— begin EXERCISE INPUT —

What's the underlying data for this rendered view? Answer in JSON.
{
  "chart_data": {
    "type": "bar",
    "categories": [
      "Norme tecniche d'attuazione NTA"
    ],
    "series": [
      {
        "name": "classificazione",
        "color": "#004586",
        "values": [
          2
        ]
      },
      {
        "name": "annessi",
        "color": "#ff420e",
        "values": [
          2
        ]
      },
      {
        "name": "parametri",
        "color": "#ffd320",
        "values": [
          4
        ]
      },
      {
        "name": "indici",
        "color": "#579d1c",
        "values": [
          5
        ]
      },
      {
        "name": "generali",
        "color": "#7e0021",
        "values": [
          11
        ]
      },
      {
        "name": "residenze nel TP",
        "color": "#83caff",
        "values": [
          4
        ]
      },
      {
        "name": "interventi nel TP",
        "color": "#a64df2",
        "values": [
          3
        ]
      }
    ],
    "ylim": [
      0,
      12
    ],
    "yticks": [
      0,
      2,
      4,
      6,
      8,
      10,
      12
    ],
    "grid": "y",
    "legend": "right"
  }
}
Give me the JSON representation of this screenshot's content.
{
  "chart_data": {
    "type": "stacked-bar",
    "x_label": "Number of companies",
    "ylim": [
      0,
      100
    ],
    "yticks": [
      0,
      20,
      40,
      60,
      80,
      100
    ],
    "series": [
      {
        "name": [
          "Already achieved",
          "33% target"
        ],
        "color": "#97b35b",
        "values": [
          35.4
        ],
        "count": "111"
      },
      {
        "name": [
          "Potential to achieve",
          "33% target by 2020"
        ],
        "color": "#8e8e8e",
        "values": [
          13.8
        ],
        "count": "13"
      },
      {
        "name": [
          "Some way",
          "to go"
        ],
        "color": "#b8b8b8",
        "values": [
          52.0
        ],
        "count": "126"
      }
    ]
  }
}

— end EXERCISE INPUT —

EXERCISE DETAILS:
Extract from the data every line where "name" shows up.

REPLY TO THE EXERCISE:
        "name": "classificazione",
        "name": "annessi",
        "name": "parametri",
        "name": "indici",
        "name": "generali",
        "name": "residenze nel TP",
        "name": "interventi nel TP",
        "name": [
        "name": [
        "name": [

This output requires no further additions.